* begin Entries supplied *
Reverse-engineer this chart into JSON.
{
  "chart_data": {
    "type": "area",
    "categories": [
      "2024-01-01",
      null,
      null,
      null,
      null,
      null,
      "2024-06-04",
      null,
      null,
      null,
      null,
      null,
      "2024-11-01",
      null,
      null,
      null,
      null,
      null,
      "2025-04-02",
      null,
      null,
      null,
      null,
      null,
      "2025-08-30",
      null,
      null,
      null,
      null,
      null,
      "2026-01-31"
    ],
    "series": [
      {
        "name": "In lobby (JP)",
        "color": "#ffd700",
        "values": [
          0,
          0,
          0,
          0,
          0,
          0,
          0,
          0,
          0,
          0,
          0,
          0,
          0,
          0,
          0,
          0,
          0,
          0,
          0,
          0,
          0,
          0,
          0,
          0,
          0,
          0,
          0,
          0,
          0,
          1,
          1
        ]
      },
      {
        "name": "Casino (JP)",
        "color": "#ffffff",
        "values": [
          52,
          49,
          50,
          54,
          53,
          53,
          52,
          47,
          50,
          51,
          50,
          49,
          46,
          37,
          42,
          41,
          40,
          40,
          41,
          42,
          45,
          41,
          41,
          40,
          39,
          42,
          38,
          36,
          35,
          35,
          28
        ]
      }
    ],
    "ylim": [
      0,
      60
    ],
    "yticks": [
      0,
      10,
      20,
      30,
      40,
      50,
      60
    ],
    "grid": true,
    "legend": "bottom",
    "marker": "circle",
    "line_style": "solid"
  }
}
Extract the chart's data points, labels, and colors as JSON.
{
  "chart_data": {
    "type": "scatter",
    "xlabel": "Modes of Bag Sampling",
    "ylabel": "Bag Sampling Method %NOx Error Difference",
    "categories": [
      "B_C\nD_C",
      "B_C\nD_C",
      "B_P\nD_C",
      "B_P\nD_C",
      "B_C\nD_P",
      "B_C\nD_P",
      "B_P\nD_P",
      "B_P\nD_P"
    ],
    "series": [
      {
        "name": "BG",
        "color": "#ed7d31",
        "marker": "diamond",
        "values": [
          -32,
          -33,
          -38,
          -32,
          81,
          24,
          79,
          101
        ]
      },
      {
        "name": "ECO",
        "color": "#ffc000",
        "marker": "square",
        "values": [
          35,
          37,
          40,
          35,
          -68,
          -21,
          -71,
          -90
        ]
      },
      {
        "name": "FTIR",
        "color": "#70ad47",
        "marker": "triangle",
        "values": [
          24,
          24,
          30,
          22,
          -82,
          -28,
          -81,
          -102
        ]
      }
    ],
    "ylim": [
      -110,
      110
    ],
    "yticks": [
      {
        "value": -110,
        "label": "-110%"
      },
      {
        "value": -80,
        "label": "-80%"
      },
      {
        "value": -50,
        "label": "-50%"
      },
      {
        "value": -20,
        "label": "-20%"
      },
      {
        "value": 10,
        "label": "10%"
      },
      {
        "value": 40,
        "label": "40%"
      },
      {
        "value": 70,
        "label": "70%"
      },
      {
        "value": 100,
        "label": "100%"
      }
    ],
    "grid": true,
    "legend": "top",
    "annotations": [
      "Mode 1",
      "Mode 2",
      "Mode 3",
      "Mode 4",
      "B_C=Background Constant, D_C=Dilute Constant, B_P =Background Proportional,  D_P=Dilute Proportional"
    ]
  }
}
* end Entries supplied *
• **Written exercise**: Your task is to reproduce all of the records exactly.

• **Answer in full**:
Reverse-engineer this chart into JSON.
{
  "chart_data": {
    "type": "area",
    "categories": [
      "2024-01-01",
      null,
      null,
      null,
      null,
      null,
      "2024-06-04",
      null,
      null,
      null,
      null,
      null,
      "2024-11-01",
      null,
      null,
      null,
      null,
      null,
      "2025-04-02",
      null,
      null,
      null,
      null,
      null,
      "2025-08-30",
      null,
      null,
      null,
      null,
      null,
      "2026-01-31"
    ],
    "series": [
      {
        "name": "In lobby (JP)",
        "color": "#ffd700",
        "values": [
          0,
          0,
          0,
          0,
          0,
          0,
          0,
          0,
          0,
          0,
          0,
          0,
          0,
          0,
          0,
          0,
          0,
          0,
          0,
          0,
          0,
          0,
          0,
          0,
          0,
          0,
          0,
          0,
          0,
          1,
          1
        ]
      },
      {
        "name": "Casino (JP)",
        "color": "#ffffff",
        "values": [
          52,
          49,
          50,
          54,
          53,
          53,
          52,
          47,
          50,
          51,
          50,
          49,
          46,
          37,
          42,
          41,
          40,
          40,
          41,
          42,
          45,
          41,
          41,
          40,
          39,
          42,
          38,
          36,
          35,
          35,
          28
        ]
      }
    ],
    "ylim": [
      0,
      60
    ],
    "yticks": [
      0,
      10,
      20,
      30,
      40,
      50,
      60
    ],
    "grid": true,
    "legend": "bottom",
    "marker": "circle",
    "line_style": "solid"
  }
}
Extract the chart's data points, labels, and colors as JSON.
{
  "chart_data": {
    "type": "scatter",
    "xlabel": "Modes of Bag Sampling",
    "ylabel": "Bag Sampling Method %NOx Error Difference",
    "categories": [
      "B_C\nD_C",
      "B_C\nD_C",
      "B_P\nD_C",
      "B_P\nD_C",
      "B_C\nD_P",
      "B_C\nD_P",
      "B_P\nD_P",
      "B_P\nD_P"
    ],
    "series": [
      {
        "name": "BG",
        "color": "#ed7d31",
        "marker": "diamond",
        "values": [
          -32,
          -33,
          -38,
          -32,
          81,
          24,
          79,
          101
        ]
      },
      {
        "name": "ECO",
        "color": "#ffc000",
        "marker": "square",
        "values": [
          35,
          37,
          40,
          35,
          -68,
          -21,
          -71,
          -90
        ]
      },
      {
        "name": "FTIR",
        "color": "#70ad47",
        "marker": "triangle",
        "values": [
          24,
          24,
          30,
          22,
          -82,
          -28,
          -81,
          -102
        ]
      }
    ],
    "ylim": [
      -110,
      110
    ],
    "yticks": [
      {
        "value": -110,
        "label": "-110%"
      },
      {
        "value": -80,
        "label": "-80%"
      },
      {
        "value": -50,
        "label": "-50%"
      },
      {
        "value": -20,
        "label": "-20%"
      },
      {
        "value": 10,
        "label": "10%"
      },
      {
        "value": 40,
        "label": "40%"
      },
      {
        "value": 70,
        "label": "70%"
      },
      {
        "value": 100,
        "label": "100%"
      }
    ],
    "grid": true,
    "legend": "top",
    "annotations": [
      "Mode 1",
      "Mode 2",
      "Mode 3",
      "Mode 4",
      "B_C=Background Constant, D_C=Dilute Constant, B_P =Background Proportional,  D_P=Dilute Proportional"
    ]
  }
}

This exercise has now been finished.